— Start of Data provided —

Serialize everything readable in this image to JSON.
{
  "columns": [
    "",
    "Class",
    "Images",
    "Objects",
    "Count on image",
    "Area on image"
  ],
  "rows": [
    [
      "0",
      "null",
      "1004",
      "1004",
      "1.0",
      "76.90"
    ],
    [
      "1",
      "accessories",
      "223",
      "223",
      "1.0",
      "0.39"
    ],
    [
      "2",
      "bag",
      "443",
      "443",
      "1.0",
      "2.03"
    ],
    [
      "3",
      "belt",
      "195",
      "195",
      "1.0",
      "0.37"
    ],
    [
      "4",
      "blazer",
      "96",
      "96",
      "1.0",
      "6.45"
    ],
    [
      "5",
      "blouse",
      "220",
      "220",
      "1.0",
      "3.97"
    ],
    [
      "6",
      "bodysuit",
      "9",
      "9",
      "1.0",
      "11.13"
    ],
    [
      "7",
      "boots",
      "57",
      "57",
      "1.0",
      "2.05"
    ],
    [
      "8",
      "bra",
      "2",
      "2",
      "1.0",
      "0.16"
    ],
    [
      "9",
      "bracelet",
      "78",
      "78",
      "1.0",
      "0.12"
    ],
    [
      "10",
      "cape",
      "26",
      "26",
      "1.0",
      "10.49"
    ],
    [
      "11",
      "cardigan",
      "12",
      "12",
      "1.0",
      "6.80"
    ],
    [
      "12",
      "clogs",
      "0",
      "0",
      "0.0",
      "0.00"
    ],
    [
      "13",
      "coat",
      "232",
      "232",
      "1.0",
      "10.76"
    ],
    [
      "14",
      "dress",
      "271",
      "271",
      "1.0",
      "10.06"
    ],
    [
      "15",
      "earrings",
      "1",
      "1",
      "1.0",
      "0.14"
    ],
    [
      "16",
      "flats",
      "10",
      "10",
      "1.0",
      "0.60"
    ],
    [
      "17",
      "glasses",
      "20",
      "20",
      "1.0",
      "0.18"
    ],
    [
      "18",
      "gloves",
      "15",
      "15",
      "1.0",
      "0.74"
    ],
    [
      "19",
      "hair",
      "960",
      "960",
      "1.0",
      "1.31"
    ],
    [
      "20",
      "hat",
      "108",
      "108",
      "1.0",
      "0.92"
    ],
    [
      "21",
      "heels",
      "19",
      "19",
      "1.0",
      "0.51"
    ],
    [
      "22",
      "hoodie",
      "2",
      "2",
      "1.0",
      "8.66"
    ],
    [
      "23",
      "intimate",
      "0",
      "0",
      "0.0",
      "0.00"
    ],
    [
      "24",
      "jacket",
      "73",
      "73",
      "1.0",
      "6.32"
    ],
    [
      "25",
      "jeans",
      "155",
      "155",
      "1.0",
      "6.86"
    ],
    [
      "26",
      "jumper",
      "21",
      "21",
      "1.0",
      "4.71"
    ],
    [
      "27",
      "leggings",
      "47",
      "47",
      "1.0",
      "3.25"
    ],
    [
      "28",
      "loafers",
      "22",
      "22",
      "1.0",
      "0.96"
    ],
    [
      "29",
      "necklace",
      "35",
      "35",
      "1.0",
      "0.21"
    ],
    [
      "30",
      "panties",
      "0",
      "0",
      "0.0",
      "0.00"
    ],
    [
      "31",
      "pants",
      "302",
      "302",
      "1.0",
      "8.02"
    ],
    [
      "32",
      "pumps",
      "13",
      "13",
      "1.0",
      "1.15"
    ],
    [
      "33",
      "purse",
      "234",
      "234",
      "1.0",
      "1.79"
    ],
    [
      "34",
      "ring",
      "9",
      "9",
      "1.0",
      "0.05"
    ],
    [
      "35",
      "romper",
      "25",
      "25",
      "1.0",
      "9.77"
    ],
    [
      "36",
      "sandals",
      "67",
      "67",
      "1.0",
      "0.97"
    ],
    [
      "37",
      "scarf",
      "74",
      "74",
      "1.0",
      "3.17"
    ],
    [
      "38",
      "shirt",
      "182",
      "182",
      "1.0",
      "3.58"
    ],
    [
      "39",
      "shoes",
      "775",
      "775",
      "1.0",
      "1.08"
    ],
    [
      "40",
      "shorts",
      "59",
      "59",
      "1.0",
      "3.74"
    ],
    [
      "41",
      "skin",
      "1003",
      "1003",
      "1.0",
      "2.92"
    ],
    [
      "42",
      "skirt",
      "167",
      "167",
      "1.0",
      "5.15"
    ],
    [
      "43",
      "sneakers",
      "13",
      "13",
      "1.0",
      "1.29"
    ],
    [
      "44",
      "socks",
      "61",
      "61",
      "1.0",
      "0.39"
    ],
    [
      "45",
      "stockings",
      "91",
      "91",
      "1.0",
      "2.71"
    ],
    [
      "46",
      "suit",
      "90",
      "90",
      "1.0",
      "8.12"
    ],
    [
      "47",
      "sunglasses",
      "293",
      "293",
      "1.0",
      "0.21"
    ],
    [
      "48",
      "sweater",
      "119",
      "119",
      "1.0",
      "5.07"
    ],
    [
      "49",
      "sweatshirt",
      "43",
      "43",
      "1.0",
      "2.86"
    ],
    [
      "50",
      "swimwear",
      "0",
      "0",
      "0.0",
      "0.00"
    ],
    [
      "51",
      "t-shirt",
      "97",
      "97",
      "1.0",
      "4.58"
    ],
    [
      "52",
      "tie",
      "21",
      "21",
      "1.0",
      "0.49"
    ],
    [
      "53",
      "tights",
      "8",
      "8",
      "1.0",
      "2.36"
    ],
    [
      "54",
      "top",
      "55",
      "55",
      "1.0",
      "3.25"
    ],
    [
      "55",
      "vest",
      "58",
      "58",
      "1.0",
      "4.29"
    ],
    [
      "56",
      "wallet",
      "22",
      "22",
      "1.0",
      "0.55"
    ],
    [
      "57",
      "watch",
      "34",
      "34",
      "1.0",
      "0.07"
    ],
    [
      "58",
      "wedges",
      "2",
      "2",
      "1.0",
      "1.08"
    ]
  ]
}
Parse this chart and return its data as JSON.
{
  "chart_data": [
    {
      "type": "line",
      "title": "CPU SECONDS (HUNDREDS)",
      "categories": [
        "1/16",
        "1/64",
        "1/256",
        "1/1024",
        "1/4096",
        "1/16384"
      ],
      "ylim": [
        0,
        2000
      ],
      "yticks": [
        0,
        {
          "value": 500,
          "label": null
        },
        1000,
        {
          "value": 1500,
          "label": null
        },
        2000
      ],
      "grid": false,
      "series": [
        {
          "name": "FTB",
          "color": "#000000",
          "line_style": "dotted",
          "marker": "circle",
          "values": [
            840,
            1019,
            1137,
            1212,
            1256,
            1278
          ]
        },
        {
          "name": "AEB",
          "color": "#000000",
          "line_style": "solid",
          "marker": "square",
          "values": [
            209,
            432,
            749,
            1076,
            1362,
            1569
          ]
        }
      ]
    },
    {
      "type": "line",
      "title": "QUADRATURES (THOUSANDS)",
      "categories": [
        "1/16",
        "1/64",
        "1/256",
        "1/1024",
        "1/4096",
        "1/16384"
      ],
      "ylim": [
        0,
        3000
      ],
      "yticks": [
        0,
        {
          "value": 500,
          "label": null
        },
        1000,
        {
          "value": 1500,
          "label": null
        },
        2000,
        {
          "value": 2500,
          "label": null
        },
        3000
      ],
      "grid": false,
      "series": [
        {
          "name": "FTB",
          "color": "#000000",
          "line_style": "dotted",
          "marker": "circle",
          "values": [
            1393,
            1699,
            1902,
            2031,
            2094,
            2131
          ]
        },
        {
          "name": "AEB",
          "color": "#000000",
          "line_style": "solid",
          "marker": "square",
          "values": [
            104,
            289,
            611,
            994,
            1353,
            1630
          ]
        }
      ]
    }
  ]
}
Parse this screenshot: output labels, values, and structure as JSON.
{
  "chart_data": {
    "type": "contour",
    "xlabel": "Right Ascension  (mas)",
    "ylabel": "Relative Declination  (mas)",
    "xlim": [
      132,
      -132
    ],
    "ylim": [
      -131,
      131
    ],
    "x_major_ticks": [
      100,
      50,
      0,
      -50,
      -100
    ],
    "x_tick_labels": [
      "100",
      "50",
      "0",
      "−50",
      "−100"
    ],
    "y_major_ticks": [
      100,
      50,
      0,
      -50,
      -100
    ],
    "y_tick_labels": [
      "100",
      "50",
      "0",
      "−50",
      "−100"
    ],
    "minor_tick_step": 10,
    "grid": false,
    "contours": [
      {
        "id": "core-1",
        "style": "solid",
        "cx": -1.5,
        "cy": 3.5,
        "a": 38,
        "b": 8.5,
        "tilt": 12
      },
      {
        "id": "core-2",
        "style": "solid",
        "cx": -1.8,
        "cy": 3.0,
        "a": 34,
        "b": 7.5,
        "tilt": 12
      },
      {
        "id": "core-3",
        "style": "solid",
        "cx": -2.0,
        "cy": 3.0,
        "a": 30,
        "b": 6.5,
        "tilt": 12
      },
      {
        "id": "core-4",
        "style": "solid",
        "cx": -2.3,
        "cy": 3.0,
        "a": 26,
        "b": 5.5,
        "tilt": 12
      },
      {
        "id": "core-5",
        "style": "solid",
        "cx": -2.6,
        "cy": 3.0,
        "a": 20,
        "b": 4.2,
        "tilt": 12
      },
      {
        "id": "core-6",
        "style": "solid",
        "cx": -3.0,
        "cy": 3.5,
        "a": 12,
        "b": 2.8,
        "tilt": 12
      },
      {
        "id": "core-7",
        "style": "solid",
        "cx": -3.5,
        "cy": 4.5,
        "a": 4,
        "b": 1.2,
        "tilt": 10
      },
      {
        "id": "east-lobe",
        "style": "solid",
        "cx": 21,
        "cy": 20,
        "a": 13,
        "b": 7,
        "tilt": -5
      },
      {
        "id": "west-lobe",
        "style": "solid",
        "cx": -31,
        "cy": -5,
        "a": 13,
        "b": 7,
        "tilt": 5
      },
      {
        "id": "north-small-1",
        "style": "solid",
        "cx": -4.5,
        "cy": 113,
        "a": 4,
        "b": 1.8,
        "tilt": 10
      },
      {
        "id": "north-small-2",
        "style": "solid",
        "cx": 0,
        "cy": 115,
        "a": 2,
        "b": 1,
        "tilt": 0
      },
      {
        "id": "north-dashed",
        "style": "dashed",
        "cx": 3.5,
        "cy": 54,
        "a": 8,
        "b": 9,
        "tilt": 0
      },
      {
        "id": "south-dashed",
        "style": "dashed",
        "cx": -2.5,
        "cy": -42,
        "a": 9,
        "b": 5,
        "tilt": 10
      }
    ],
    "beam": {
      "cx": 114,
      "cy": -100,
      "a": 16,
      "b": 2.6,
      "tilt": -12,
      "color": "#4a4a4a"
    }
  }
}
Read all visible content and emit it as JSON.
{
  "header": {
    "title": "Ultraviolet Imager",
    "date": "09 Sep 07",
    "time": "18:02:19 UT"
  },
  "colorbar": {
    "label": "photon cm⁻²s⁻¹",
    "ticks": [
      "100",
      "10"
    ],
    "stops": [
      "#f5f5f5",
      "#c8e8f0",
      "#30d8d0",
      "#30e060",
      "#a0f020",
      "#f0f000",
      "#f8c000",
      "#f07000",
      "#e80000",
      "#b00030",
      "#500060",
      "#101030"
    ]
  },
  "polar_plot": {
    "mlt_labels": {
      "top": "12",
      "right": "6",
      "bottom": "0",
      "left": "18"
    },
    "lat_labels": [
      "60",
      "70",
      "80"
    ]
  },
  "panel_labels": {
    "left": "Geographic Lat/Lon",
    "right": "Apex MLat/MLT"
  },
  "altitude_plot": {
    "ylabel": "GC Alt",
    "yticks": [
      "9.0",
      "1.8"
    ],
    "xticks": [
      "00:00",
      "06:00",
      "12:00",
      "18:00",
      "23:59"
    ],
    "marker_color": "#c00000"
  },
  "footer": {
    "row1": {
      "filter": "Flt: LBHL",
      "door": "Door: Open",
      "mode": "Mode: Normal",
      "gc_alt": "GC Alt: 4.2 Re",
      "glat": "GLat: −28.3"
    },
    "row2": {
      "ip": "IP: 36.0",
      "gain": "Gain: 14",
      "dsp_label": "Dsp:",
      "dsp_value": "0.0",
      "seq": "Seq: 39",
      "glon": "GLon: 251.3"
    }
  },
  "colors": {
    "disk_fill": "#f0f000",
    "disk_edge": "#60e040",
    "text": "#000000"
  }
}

— End of Data provided —

Work instructions: Your task is to collect every line above that contains the word "core".

Exercise output:
        "id": "core-1",
        "id": "core-2",
        "id": "core-3",
        "id": "core-4",
        "id": "core-5",
        "id": "core-6",
        "id": "core-7",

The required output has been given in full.